>> begin Data provided

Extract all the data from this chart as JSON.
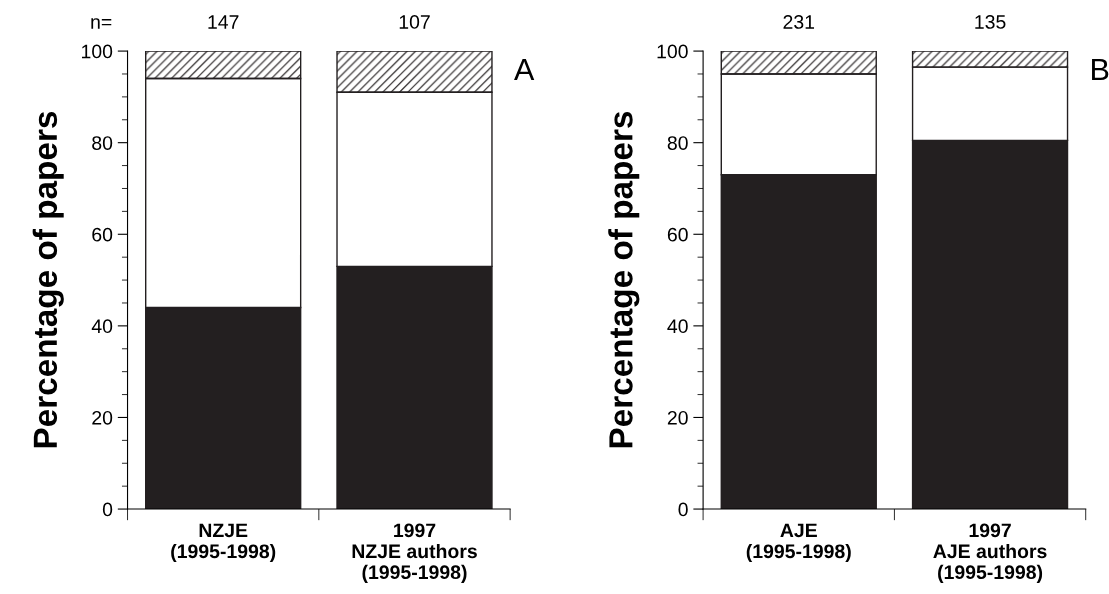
{
  "chart_data": [
    {
      "type": "bar",
      "title": "A",
      "ylabel": "Percentage of papers",
      "stacked": true,
      "categories": [
        "NZJE\n(1995-1998)",
        "1997\nNZJE authors\n(1995-1998)"
      ],
      "series": [
        {
          "color": "#231f20",
          "values": [
            44,
            53
          ]
        },
        {
          "color": "#ffffff",
          "values": [
            50,
            38
          ]
        },
        {
          "color": "#231f20",
          "values": [
            6,
            9
          ]
        }
      ],
      "ylim": [
        0,
        100
      ],
      "yticks": [
        0,
        20,
        40,
        60,
        80,
        100
      ],
      "grid": false,
      "legend": false,
      "annotations": [
        "n=",
        "147",
        "107"
      ]
    },
    {
      "type": "bar",
      "title": "B",
      "ylabel": "Percentage of papers",
      "stacked": true,
      "categories": [
        "AJE\n(1995-1998)",
        "1997\nAJE authors\n(1995-1998)"
      ],
      "series": [
        {
          "color": "#231f20",
          "values": [
            73,
            80.5
          ]
        },
        {
          "color": "#ffffff",
          "values": [
            22,
            16
          ]
        },
        {
          "color": "#231f20",
          "values": [
            5,
            3.5
          ]
        }
      ],
      "ylim": [
        0,
        100
      ],
      "yticks": [
        0,
        20,
        40,
        60,
        80,
        100
      ],
      "grid": false,
      "legend": false,
      "annotations": [
        "231",
        "135"
      ]
    }
  ]
}
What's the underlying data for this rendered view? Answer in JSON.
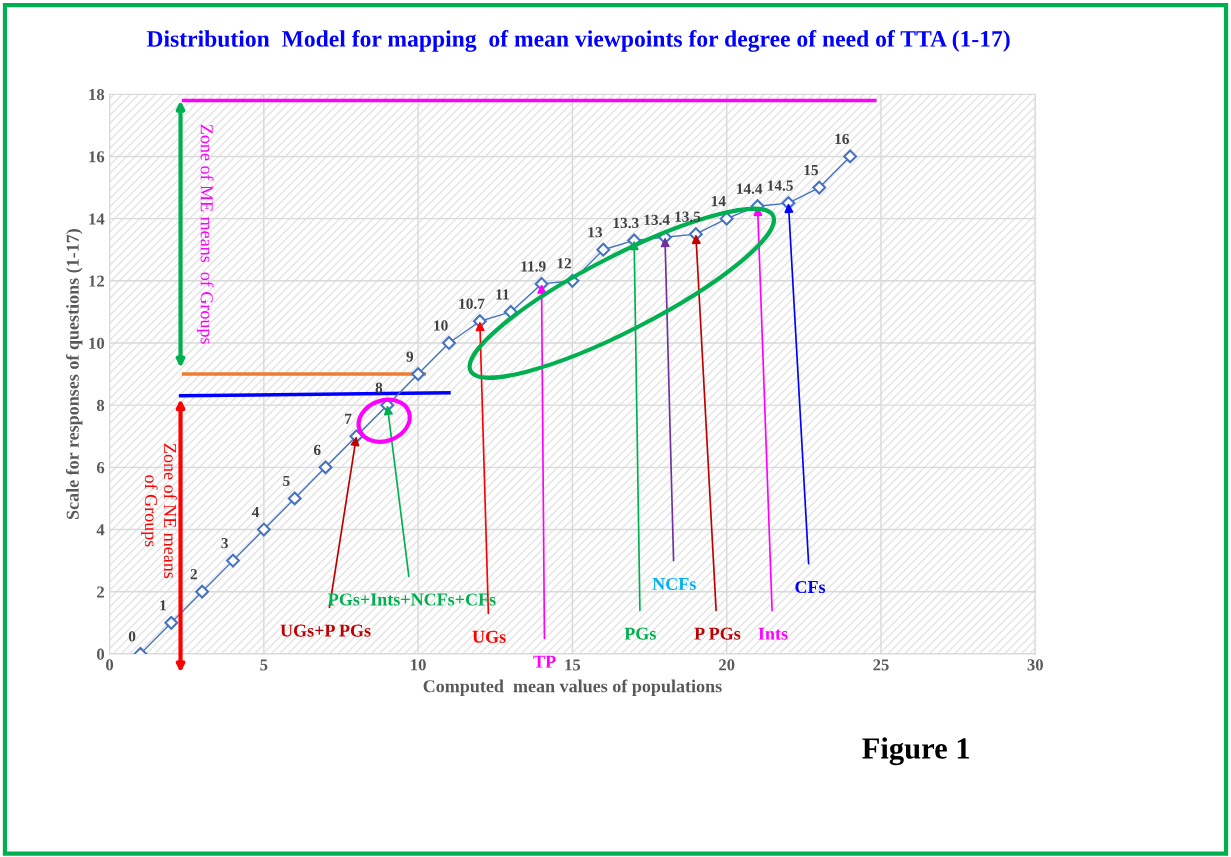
{
  "chart_data": {
    "type": "line",
    "title": "Distribution  Model for mapping  of mean viewpoints for degree of need of TTA (1-17)",
    "xlabel": "Computed  mean values of populations",
    "ylabel": "Scale for responses of questions (1-17)",
    "xlim": [
      0,
      30
    ],
    "xticks": [
      0,
      5,
      10,
      15,
      20,
      25,
      30
    ],
    "ylim": [
      0,
      18
    ],
    "yticks": [
      0,
      2,
      4,
      6,
      8,
      10,
      12,
      14,
      16,
      18
    ],
    "grid": true,
    "marker": "diamond",
    "line_style": "solid",
    "series": [
      {
        "color": "#4472c4",
        "x": [
          1,
          2,
          3,
          4,
          5,
          6,
          7,
          8,
          9,
          10,
          11,
          12,
          13,
          14,
          15,
          16,
          17,
          18,
          19,
          20,
          21,
          22,
          23,
          24
        ],
        "values": [
          0,
          1,
          2,
          3,
          4,
          5,
          6,
          7,
          8,
          9,
          10,
          10.7,
          11,
          11.9,
          12,
          13,
          13.3,
          13.4,
          13.5,
          14,
          14.4,
          14.5,
          15,
          16
        ],
        "value_labels": [
          "0",
          "1",
          "2",
          "3",
          "4",
          "5",
          "6",
          "7",
          "8",
          "9",
          "10",
          "10.7",
          "11",
          "11.9",
          "12",
          "13",
          "13.3",
          "13.4",
          "13.5",
          "14",
          "14.4",
          "14.5",
          "15",
          "16"
        ]
      },
      {
        "color": "#ff00ff",
        "x": [
          2.4,
          24.8
        ],
        "values": [
          17.8,
          17.8
        ],
        "marker": "none"
      },
      {
        "color": "#ed7d31",
        "x": [
          2.4,
          10.2
        ],
        "values": [
          9,
          9
        ],
        "marker": "none"
      },
      {
        "color": "#0000ff",
        "x": [
          2.3,
          11
        ],
        "values": [
          8.3,
          8.4
        ],
        "marker": "none"
      }
    ],
    "annotations": [
      {
        "text": "UGs+P PGs",
        "x": 8,
        "y": 7
      },
      {
        "text": "PGs+Ints+NCFs+CFs",
        "x": 9,
        "y": 8
      },
      {
        "text": "UGs",
        "x": 12,
        "y": 10.7
      },
      {
        "text": "TP",
        "x": 14,
        "y": 11.9
      },
      {
        "text": "PGs",
        "x": 17,
        "y": 13.3
      },
      {
        "text": "NCFs",
        "x": 18,
        "y": 13.4
      },
      {
        "text": "P PGs",
        "x": 19,
        "y": 13.5
      },
      {
        "text": "Ints",
        "x": 21,
        "y": 14.4
      },
      {
        "text": "CFs",
        "x": 22,
        "y": 14.5
      },
      "Zone of ME means  of Groups",
      "Zone of NE means\nof Groups",
      "Figure 1"
    ]
  }
}
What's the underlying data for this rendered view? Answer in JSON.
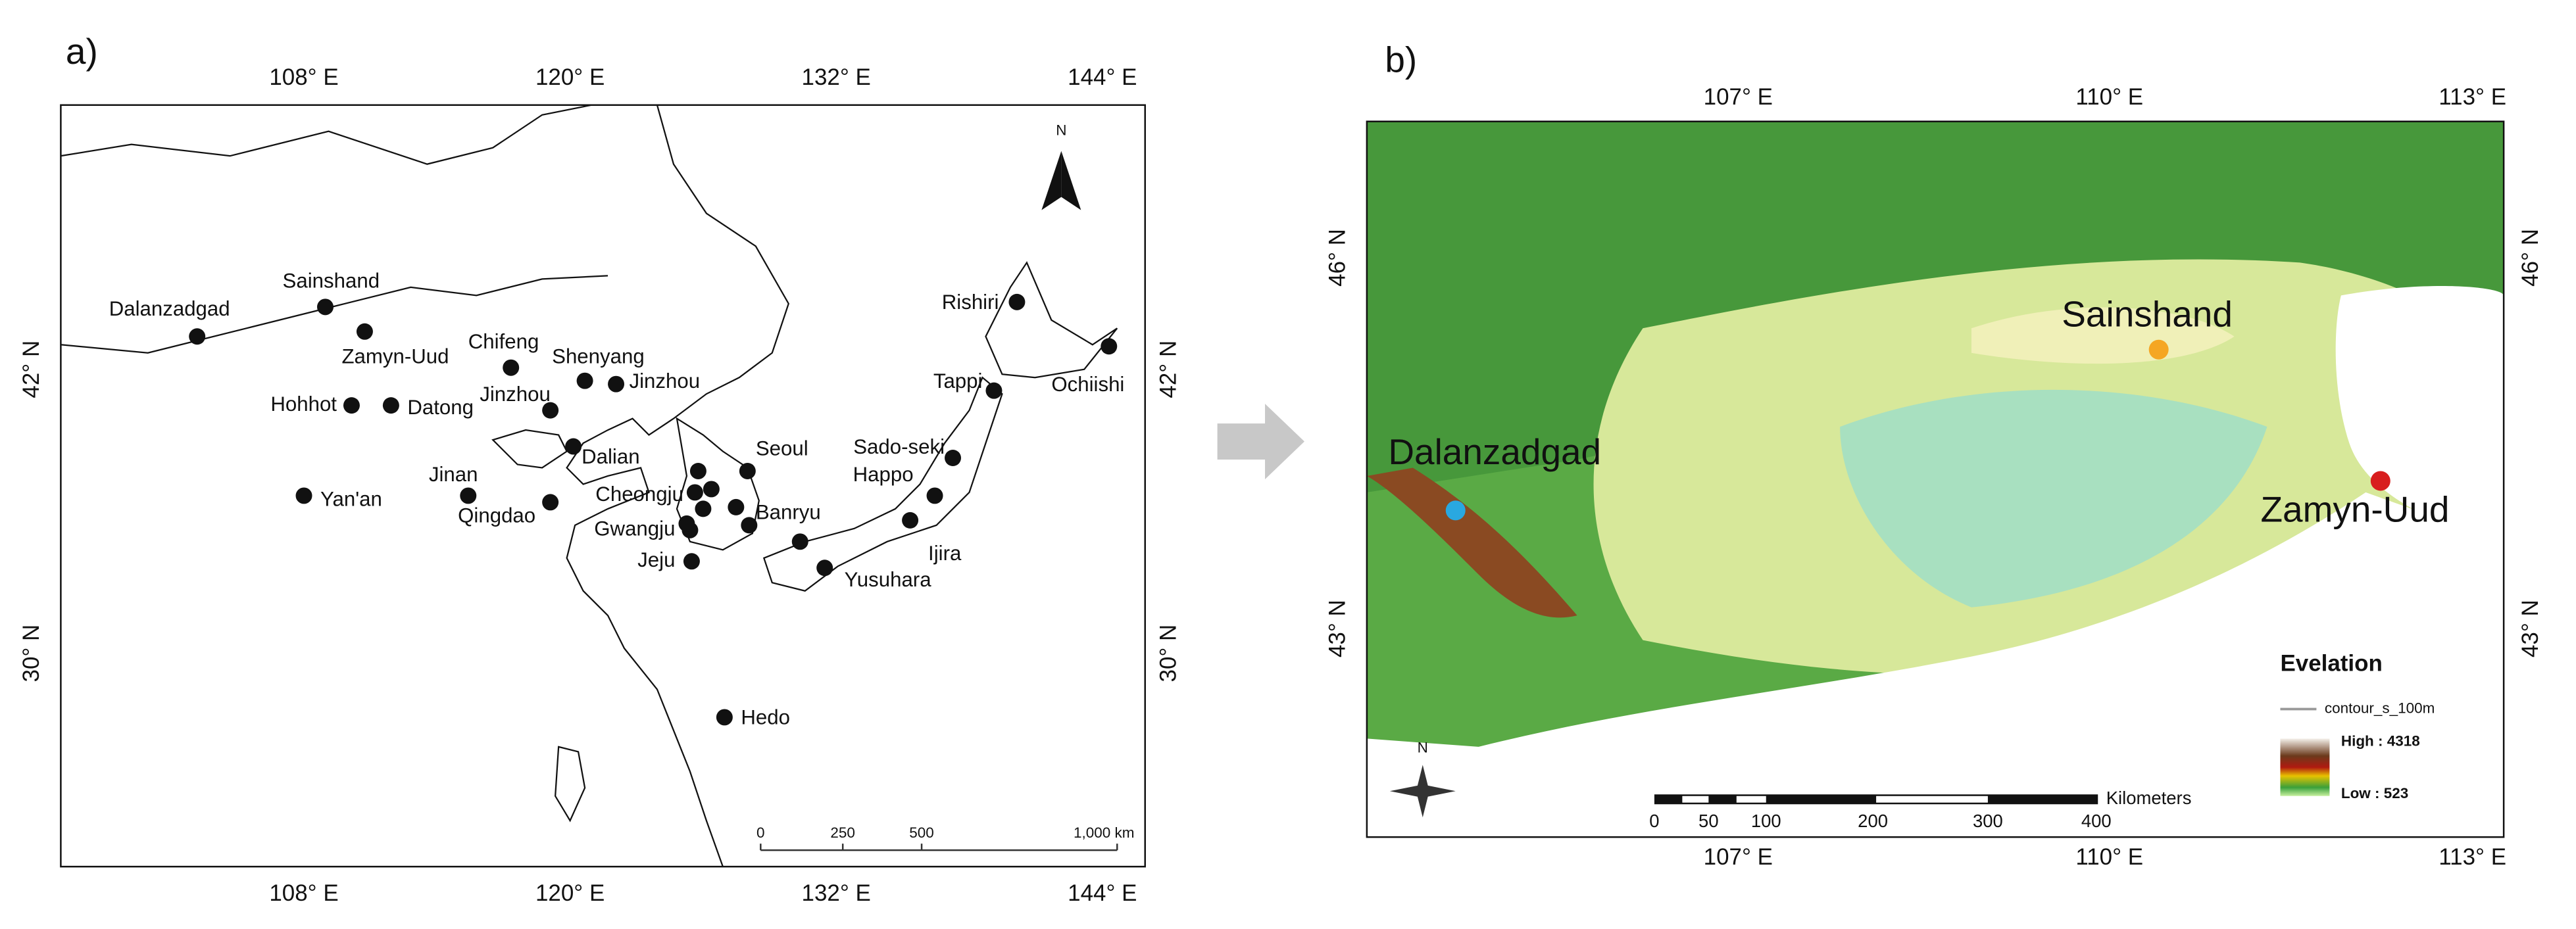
{
  "panel_a": {
    "label": "a)",
    "lon_ticks": [
      "108° E",
      "120° E",
      "132° E",
      "144° E"
    ],
    "lat_ticks": [
      "42° N",
      "30° N"
    ],
    "north": "N",
    "scale_labels": [
      "0",
      "250",
      "500",
      "1,000 km"
    ],
    "stations": [
      "Sainshand",
      "Dalanzadgad",
      "Zamyn-Uud",
      "Chifeng",
      "Shenyang",
      "Jinzhou",
      "Jinzhou",
      "Hohhot",
      "Datong",
      "Dalian",
      "Seoul",
      "Sado-seki",
      "Happo",
      "Tappi",
      "Rishiri",
      "Ochiishi",
      "Jinan",
      "Yan'an",
      "Qingdao",
      "Cheongju",
      "Gwangju",
      "Banryu",
      "Jeju",
      "Ijira",
      "Yusuhara",
      "Hedo"
    ]
  },
  "panel_b": {
    "label": "b)",
    "lon_ticks": [
      "107° E",
      "110° E",
      "113° E"
    ],
    "lat_ticks": [
      "46° N",
      "43° N"
    ],
    "north": "N",
    "places": [
      "Sainshand",
      "Dalanzadgad",
      "Zamyn-Uud"
    ],
    "legend": {
      "title": "Evelation",
      "contour": "contour_s_100m",
      "high": "High : 4318",
      "low": "Low : 523"
    },
    "scale_labels": [
      "0",
      "50",
      "100",
      "200",
      "300",
      "400"
    ],
    "scale_unit": "Kilometers"
  }
}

>> end Data provided

*Task statement:* Print every record above exactly as written, leaving out the pictures.

*Exercise output:*
Extract all the data from this chart as JSON.
{
  "chart_data": [
    {
      "type": "bar",
      "title": "A",
      "ylabel": "Percentage of papers",
      "stacked": true,
      "categories": [
        "NZJE\n(1995-1998)",
        "1997\nNZJE authors\n(1995-1998)"
      ],
      "series": [
        {
          "color": "#231f20",
          "values": [
            44,
            53
          ]
        },
        {
          "color": "#ffffff",
          "values": [
            50,
            38
          ]
        },
        {
          "color": "#231f20",
          "values": [
            6,
            9
          ]
        }
      ],
      "ylim": [
        0,
        100
      ],
      "yticks": [
        0,
        20,
        40,
        60,
        80,
        100
      ],
      "grid": false,
      "legend": false,
      "annotations": [
        "n=",
        "147",
        "107"
      ]
    },
    {
      "type": "bar",
      "title": "B",
      "ylabel": "Percentage of papers",
      "stacked": true,
      "categories": [
        "AJE\n(1995-1998)",
        "1997\nAJE authors\n(1995-1998)"
      ],
      "series": [
        {
          "color": "#231f20",
          "values": [
            73,
            80.5
          ]
        },
        {
          "color": "#ffffff",
          "values": [
            22,
            16
          ]
        },
        {
          "color": "#231f20",
          "values": [
            5,
            3.5
          ]
        }
      ],
      "ylim": [
        0,
        100
      ],
      "yticks": [
        0,
        20,
        40,
        60,
        80,
        100
      ],
      "grid": false,
      "legend": false,
      "annotations": [
        "231",
        "135"
      ]
    }
  ]
}
What's the underlying data for this rendered view? Answer in JSON.
{
  "chart_data": {
    "type": "line",
    "title": "Distribution  Model for mapping  of mean viewpoints for degree of need of TTA (1-17)",
    "xlabel": "Computed  mean values of populations",
    "ylabel": "Scale for responses of questions (1-17)",
    "xlim": [
      0,
      30
    ],
    "xticks": [
      0,
      5,
      10,
      15,
      20,
      25,
      30
    ],
    "ylim": [
      0,
      18
    ],
    "yticks": [
      0,
      2,
      4,
      6,
      8,
      10,
      12,
      14,
      16,
      18
    ],
    "grid": true,
    "marker": "diamond",
    "line_style": "solid",
    "series": [
      {
        "color": "#4472c4",
        "x": [
          1,
          2,
          3,
          4,
          5,
          6,
          7,
          8,
          9,
          10,
          11,
          12,
          13,
          14,
          15,
          16,
          17,
          18,
          19,
          20,
          21,
          22,
          23,
          24
        ],
        "values": [
          0,
          1,
          2,
          3,
          4,
          5,
          6,
          7,
          8,
          9,
          10,
          10.7,
          11,
          11.9,
          12,
          13,
          13.3,
          13.4,
          13.5,
          14,
          14.4,
          14.5,
          15,
          16
        ],
        "value_labels": [
          "0",
          "1",
          "2",
          "3",
          "4",
          "5",
          "6",
          "7",
          "8",
          "9",
          "10",
          "10.7",
          "11",
          "11.9",
          "12",
          "13",
          "13.3",
          "13.4",
          "13.5",
          "14",
          "14.4",
          "14.5",
          "15",
          "16"
        ]
      },
      {
        "color": "#ff00ff",
        "x": [
          2.4,
          24.8
        ],
        "values": [
          17.8,
          17.8
        ],
        "marker": "none"
      },
      {
        "color": "#ed7d31",
        "x": [
          2.4,
          10.2
        ],
        "values": [
          9,
          9
        ],
        "marker": "none"
      },
      {
        "color": "#0000ff",
        "x": [
          2.3,
          11
        ],
        "values": [
          8.3,
          8.4
        ],
        "marker": "none"
      }
    ],
    "annotations": [
      {
        "text": "UGs+P PGs",
        "x": 8,
        "y": 7
      },
      {
        "text": "PGs+Ints+NCFs+CFs",
        "x": 9,
        "y": 8
      },
      {
        "text": "UGs",
        "x": 12,
        "y": 10.7
      },
      {
        "text": "TP",
        "x": 14,
        "y": 11.9
      },
      {
        "text": "PGs",
        "x": 17,
        "y": 13.3
      },
      {
        "text": "NCFs",
        "x": 18,
        "y": 13.4
      },
      {
        "text": "P PGs",
        "x": 19,
        "y": 13.5
      },
      {
        "text": "Ints",
        "x": 21,
        "y": 14.4
      },
      {
        "text": "CFs",
        "x": 22,
        "y": 14.5
      },
      "Zone of ME means  of Groups",
      "Zone of NE means\nof Groups",
      "Figure 1"
    ]
  }
}
What's the underlying data for this rendered view? Answer in JSON.
{
  "panel_a": {
    "label": "a)",
    "lon_ticks": [
      "108° E",
      "120° E",
      "132° E",
      "144° E"
    ],
    "lat_ticks": [
      "42° N",
      "30° N"
    ],
    "north": "N",
    "scale_labels": [
      "0",
      "250",
      "500",
      "1,000 km"
    ],
    "stations": [
      "Sainshand",
      "Dalanzadgad",
      "Zamyn-Uud",
      "Chifeng",
      "Shenyang",
      "Jinzhou",
      "Jinzhou",
      "Hohhot",
      "Datong",
      "Dalian",
      "Seoul",
      "Sado-seki",
      "Happo",
      "Tappi",
      "Rishiri",
      "Ochiishi",
      "Jinan",
      "Yan'an",
      "Qingdao",
      "Cheongju",
      "Gwangju",
      "Banryu",
      "Jeju",
      "Ijira",
      "Yusuhara",
      "Hedo"
    ]
  },
  "panel_b": {
    "label": "b)",
    "lon_ticks": [
      "107° E",
      "110° E",
      "113° E"
    ],
    "lat_ticks": [
      "46° N",
      "43° N"
    ],
    "north": "N",
    "places": [
      "Sainshand",
      "Dalanzadgad",
      "Zamyn-Uud"
    ],
    "legend": {
      "title": "Evelation",
      "contour": "contour_s_100m",
      "high": "High : 4318",
      "low": "Low : 523"
    },
    "scale_labels": [
      "0",
      "50",
      "100",
      "200",
      "300",
      "400"
    ],
    "scale_unit": "Kilometers"
  }
}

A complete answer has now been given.